Copy out all of the material, matching it word for word.

------ Input material

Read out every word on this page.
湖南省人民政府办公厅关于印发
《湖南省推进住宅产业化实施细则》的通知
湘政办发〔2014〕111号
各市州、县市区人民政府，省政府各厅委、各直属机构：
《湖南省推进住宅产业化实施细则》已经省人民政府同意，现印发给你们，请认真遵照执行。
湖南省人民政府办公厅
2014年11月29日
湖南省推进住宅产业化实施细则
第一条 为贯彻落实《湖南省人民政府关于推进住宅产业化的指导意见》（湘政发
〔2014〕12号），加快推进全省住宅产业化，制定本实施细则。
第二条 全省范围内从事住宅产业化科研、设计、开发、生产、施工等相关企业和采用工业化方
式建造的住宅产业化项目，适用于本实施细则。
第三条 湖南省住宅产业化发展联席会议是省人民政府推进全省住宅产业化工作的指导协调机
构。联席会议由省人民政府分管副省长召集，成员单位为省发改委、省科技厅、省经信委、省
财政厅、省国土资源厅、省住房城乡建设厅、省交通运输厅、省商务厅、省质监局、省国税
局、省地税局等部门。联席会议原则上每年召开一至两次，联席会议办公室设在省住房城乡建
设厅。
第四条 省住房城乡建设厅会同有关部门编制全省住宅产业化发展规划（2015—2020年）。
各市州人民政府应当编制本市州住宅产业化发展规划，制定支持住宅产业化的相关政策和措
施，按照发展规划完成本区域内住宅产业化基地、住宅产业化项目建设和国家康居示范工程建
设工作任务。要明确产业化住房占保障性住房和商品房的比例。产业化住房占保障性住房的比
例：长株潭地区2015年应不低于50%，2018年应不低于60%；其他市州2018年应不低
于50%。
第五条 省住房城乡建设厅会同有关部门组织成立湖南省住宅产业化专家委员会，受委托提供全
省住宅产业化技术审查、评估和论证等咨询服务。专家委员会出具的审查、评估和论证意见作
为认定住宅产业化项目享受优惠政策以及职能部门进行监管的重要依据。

------------

◆ Response for this exercise ◆
Read out every word on this page.
湖南省人民政府办公厅关于印发
《湖南省推进住宅产业化实施细则》的通知
湘政办发〔2014〕111号
各市州、县市区人民政府，省政府各厅委、各直属机构：
《湖南省推进住宅产业化实施细则》已经省人民政府同意，现印发给你们，请认真遵照执行。
湖南省人民政府办公厅
2014年11月29日
湖南省推进住宅产业化实施细则
第一条 为贯彻落实《湖南省人民政府关于推进住宅产业化的指导意见》（湘政发
〔2014〕12号），加快推进全省住宅产业化，制定本实施细则。
第二条 全省范围内从事住宅产业化科研、设计、开发、生产、施工等相关企业和采用工业化方
式建造的住宅产业化项目，适用于本实施细则。
第三条 湖南省住宅产业化发展联席会议是省人民政府推进全省住宅产业化工作的指导协调机
构。联席会议由省人民政府分管副省长召集，成员单位为省发改委、省科技厅、省经信委、省
财政厅、省国土资源厅、省住房城乡建设厅、省交通运输厅、省商务厅、省质监局、省国税
局、省地税局等部门。联席会议原则上每年召开一至两次，联席会议办公室设在省住房城乡建
设厅。
第四条 省住房城乡建设厅会同有关部门编制全省住宅产业化发展规划（2015—2020年）。
各市州人民政府应当编制本市州住宅产业化发展规划，制定支持住宅产业化的相关政策和措
施，按照发展规划完成本区域内住宅产业化基地、住宅产业化项目建设和国家康居示范工程建
设工作任务。要明确产业化住房占保障性住房和商品房的比例。产业化住房占保障性住房的比
例：长株潭地区2015年应不低于50%，2018年应不低于60%；其他市州2018年应不低
于50%。
第五条 省住房城乡建设厅会同有关部门组织成立湖南省住宅产业化专家委员会，受委托提供全
省住宅产业化技术审查、评估和论证等咨询服务。专家委员会出具的审查、评估和论证意见作
为认定住宅产业化项目享受优惠政策以及职能部门进行监管的重要依据。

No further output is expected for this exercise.